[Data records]

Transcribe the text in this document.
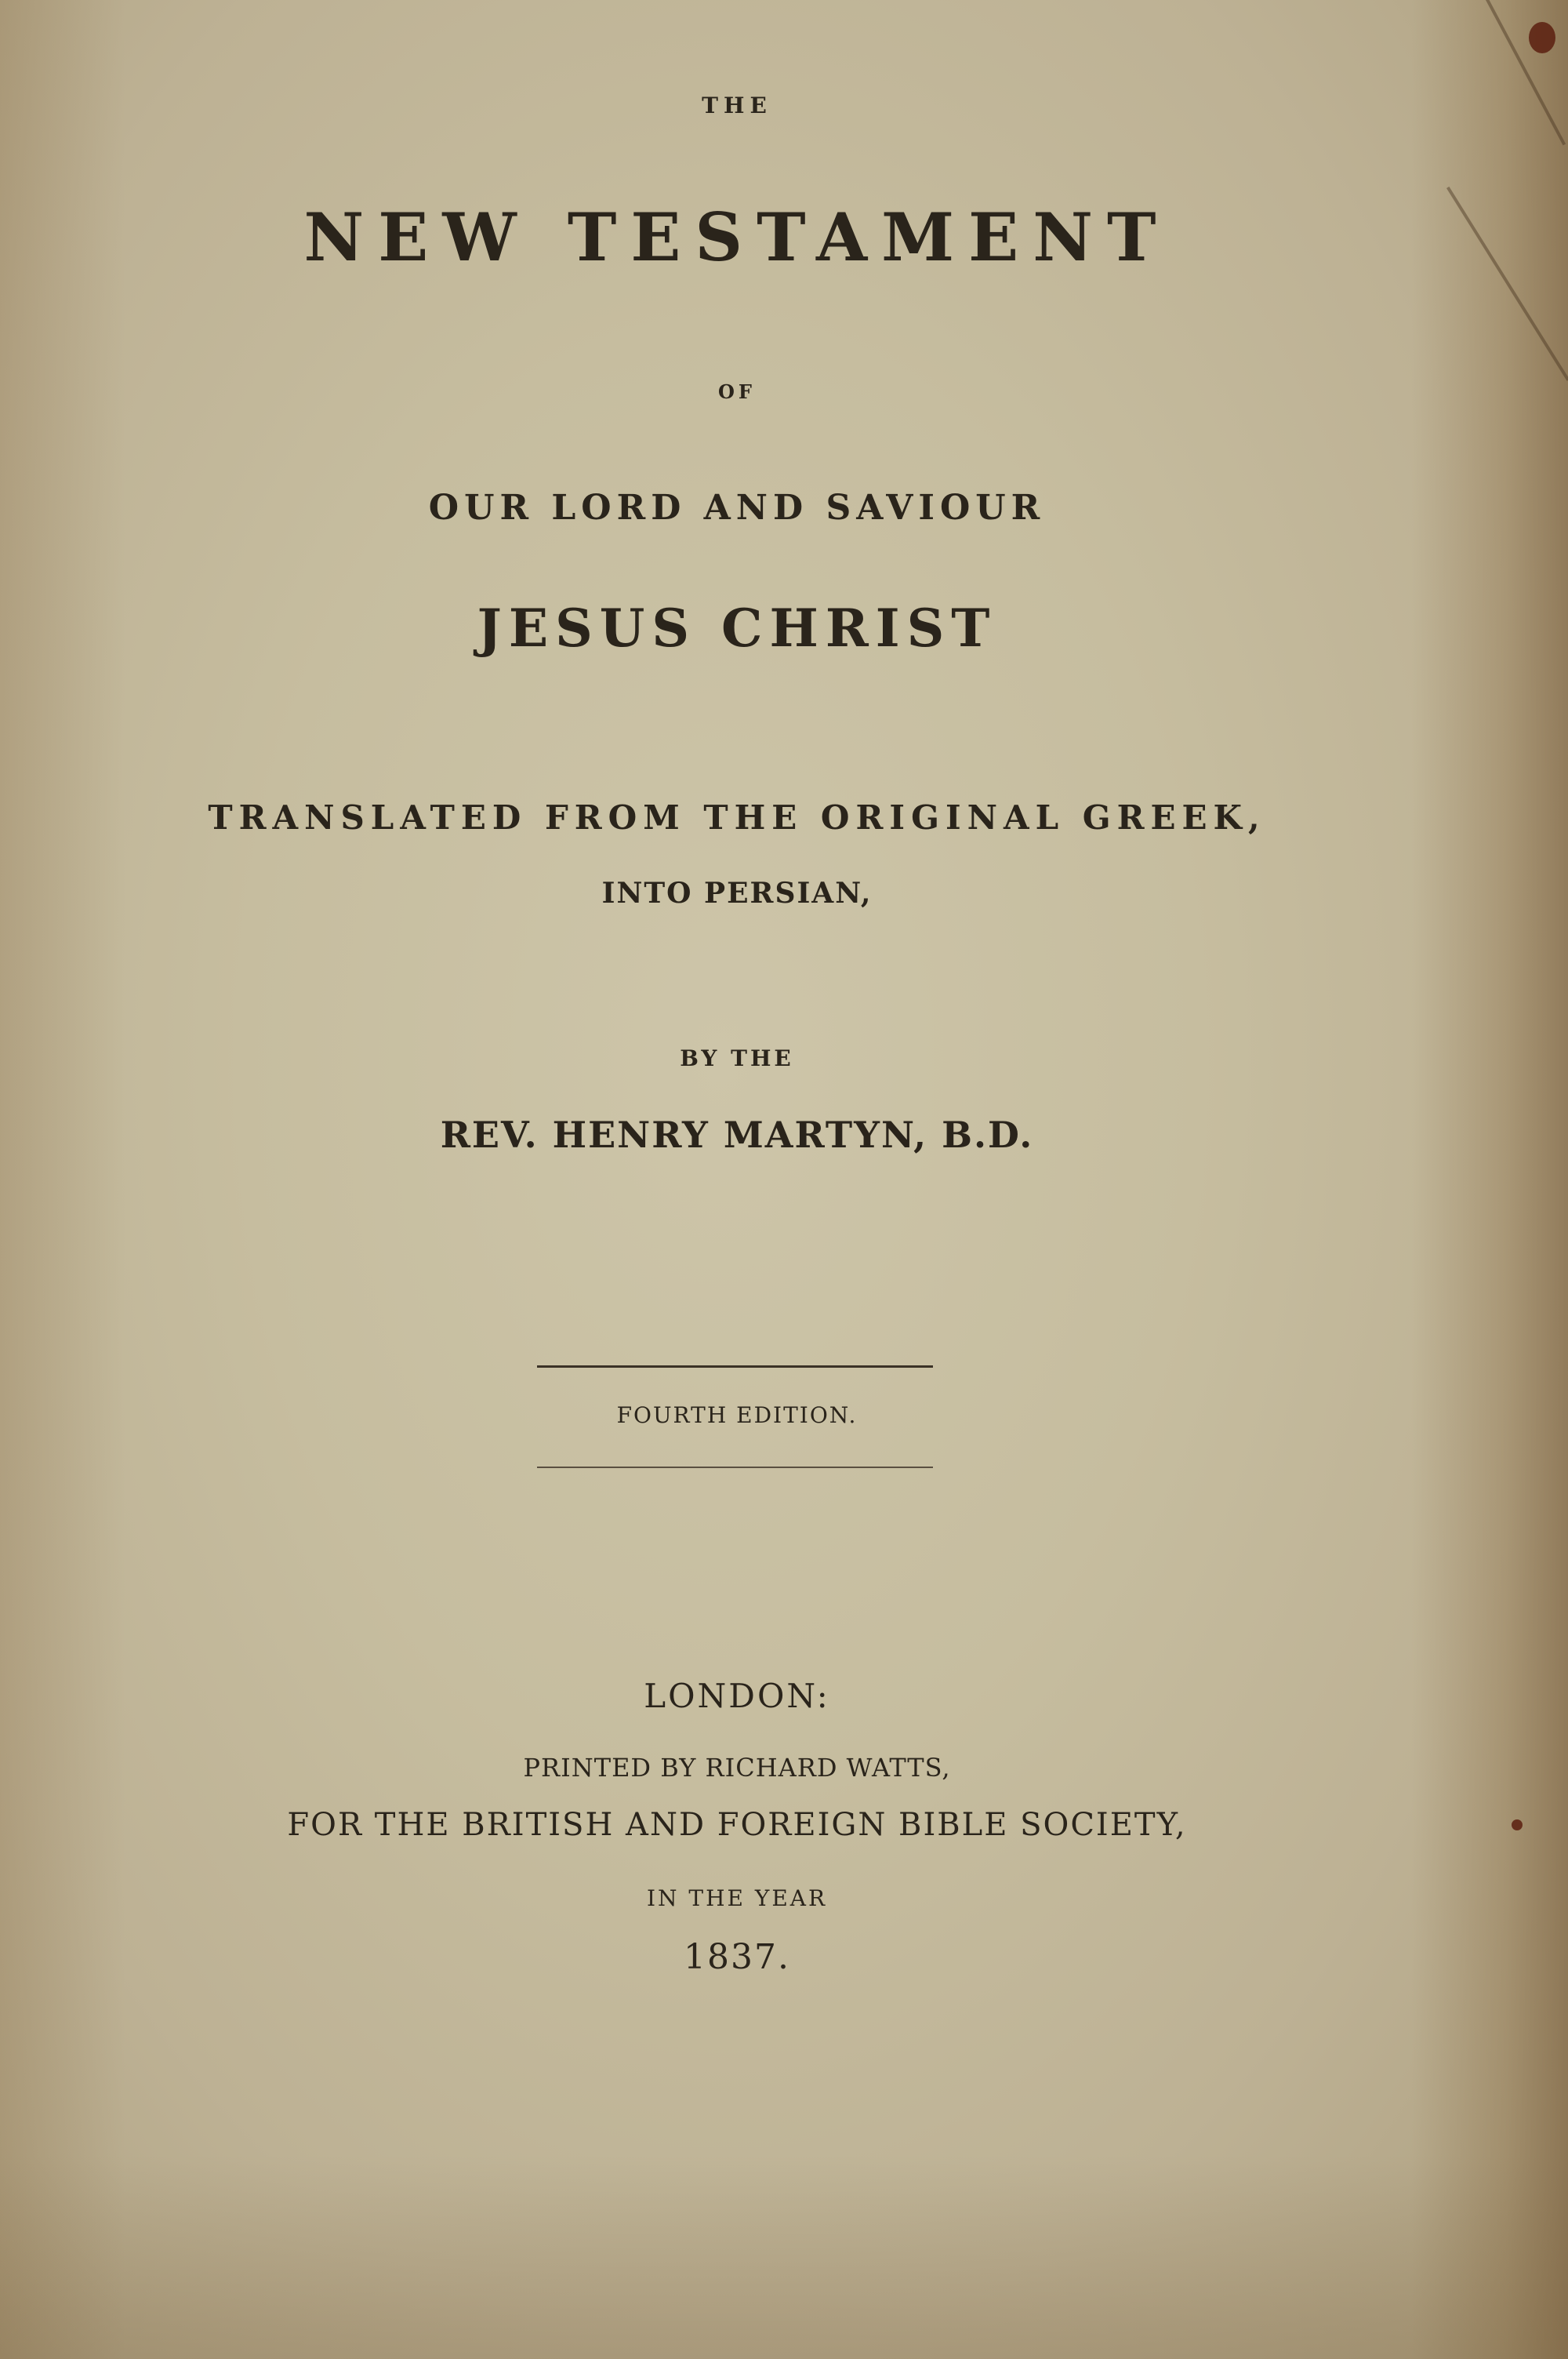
THE
NEW TESTAMENT
OF
OUR LORD AND SAVIOUR
JESUS CHRIST
TRANSLATED FROM THE ORIGINAL GREEK,
INTO PERSIAN,
BY THE
REV. HENRY MARTYN, B.D.
FOURTH EDITION.
LONDON:
PRINTED BY RICHARD WATTS,
FOR THE BRITISH AND FOREIGN BIBLE SOCIETY,
IN THE YEAR
1837.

Your objective:
Quote the entries above word for word. Leave the images out.

Reply to the exercise:
Transcribe the text in this document.
THE
NEW TESTAMENT
OF
OUR LORD AND SAVIOUR
JESUS CHRIST
TRANSLATED FROM THE ORIGINAL GREEK,
INTO PERSIAN,
BY THE
REV. HENRY MARTYN, B.D.
FOURTH EDITION.
LONDON:
PRINTED BY RICHARD WATTS,
FOR THE BRITISH AND FOREIGN BIBLE SOCIETY,
IN THE YEAR
1837.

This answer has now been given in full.